Sezione di testo:
- - -

Vorrei volare.
Non posso.
Non mi sento meno libero.
Dunque neppure se mi chiudessero in carcere.
Libertà è come l’infinito matematico: possono limitarla in ogni modo, resta infinita, come lo spazio fra 1 e 2.
D’altronde è sempre relativa alla condizione cui sono abituato: qualunque limitazione o ampliamento delle possibilità precedentemente date, la percepisco come una variazione della mia libertà, specialmente se dipende dalla volontà di altri esseri umani.
Se sono cresciuto in campagna all’aperto, ed un giorno i miei genitori decidono di traslocare in appartamento in città, percepirò una diminuzione di libertà, che non avrei mai percepito se fossi cresciuto in appartamento in città.
Se divento cieco è diverso che se nasco cieco.
Se qualcuno mi dice: tu credi di essere libero ma non lo sei, perché causa effetto, perché inconscio, manipolazione, condizionamento, perché sogno, complotto, perché la realtà è un’altra, ti illudono e ti sfruttano, ma non hai scelta.

- - -

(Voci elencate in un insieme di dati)

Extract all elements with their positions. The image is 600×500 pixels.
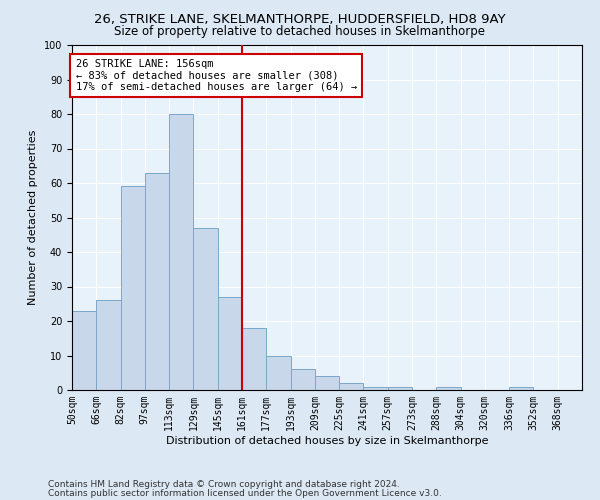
Bar	[169, 114, 193, 390]
Bar	[266, 356, 290, 390]
Bar	[96, 300, 121, 390]
Text: Size of property relative to detached houses in Skelmanthorpe: Size of property relative to detached ho…	[115, 25, 485, 38]
X-axis label: Distribution of detached houses by size in Skelmanthorpe: Distribution of detached houses by size …	[166, 436, 488, 446]
Text: 26 STRIKE LANE: 156sqm
← 83% of detached houses are smaller (308)
17% of semi-de: 26 STRIKE LANE: 156sqm ← 83% of detached…	[76, 59, 357, 92]
Bar	[509, 386, 533, 390]
Bar	[290, 370, 315, 390]
Bar	[218, 297, 242, 390]
Bar	[364, 386, 388, 390]
Y-axis label: Number of detached properties: Number of detached properties	[28, 130, 38, 305]
Text: Contains HM Land Registry data © Crown copyright and database right 2024.: Contains HM Land Registry data © Crown c…	[48, 480, 400, 489]
Bar	[315, 376, 339, 390]
Bar	[193, 228, 218, 390]
Text: Contains public sector information licensed under the Open Government Licence v3: Contains public sector information licen…	[48, 488, 442, 498]
Bar	[436, 386, 461, 390]
Bar	[121, 186, 145, 390]
Bar	[339, 383, 364, 390]
Bar	[72, 310, 96, 390]
Text: 26, STRIKE LANE, SKELMANTHORPE, HUDDERSFIELD, HD8 9AY: 26, STRIKE LANE, SKELMANTHORPE, HUDDERSF…	[94, 12, 506, 26]
Bar	[388, 386, 412, 390]
Bar	[145, 172, 169, 390]
Bar	[242, 328, 266, 390]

- - -

Cosa fare:
1 - Nel testo sulla libertà, a che cosa viene paragonata la libertà?
2 - Riporta in una tabella Markdown, con le colonne «Numero» e «Riga del record», la parte dei record che comincia con la riga contenente "114, 193, 390]" e si chiude con quella contenente "Text: Size of", estremi inclusi, omettendo le righe vuote.

Risultati:
1 - All'infinito matematico, che resta infinito come lo spazio fra 1 e 2.

2 -
| Numero | Riga del record |
|---|---|
| 1 | Bar	[169, 114, 193, 390] |
| 2 | Bar	[266, 356, 290, 390] |
| 3 | Bar	[96, 300, 121, 390] |
| 4 | Text: Size of property relative to detached houses in Skelmanthorpe: Size of property relative to detached ho…	[115, 25, 485, 38] |